- **Problem statement**: Answer with a single number: the count of lines that include the string "BLOQUE".
---------------
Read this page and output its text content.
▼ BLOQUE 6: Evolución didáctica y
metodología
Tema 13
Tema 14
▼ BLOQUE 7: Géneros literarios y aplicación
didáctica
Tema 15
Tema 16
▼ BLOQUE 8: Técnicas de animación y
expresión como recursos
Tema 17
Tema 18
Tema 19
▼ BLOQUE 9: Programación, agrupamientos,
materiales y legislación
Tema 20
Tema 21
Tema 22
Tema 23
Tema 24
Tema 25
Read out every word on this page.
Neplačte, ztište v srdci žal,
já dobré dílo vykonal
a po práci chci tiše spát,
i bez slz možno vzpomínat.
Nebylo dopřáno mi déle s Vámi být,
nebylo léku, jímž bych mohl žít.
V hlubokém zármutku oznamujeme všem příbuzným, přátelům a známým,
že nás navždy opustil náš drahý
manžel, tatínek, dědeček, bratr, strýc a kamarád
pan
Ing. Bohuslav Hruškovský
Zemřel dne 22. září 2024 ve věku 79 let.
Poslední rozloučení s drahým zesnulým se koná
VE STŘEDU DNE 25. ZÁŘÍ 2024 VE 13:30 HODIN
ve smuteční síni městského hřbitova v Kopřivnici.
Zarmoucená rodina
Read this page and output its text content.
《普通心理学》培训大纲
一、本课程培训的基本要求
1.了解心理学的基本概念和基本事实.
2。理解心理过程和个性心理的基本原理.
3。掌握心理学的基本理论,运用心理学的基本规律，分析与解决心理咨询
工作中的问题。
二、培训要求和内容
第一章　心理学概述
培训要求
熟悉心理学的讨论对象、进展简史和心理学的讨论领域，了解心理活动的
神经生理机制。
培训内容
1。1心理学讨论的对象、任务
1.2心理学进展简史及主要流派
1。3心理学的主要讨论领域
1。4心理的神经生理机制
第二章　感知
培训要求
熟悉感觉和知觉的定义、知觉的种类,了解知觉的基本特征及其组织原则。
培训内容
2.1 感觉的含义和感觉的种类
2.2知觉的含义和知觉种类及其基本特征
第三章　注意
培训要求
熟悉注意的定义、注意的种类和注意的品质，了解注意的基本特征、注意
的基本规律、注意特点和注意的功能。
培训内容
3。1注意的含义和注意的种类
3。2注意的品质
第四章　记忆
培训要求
---------------
- **Response**: 4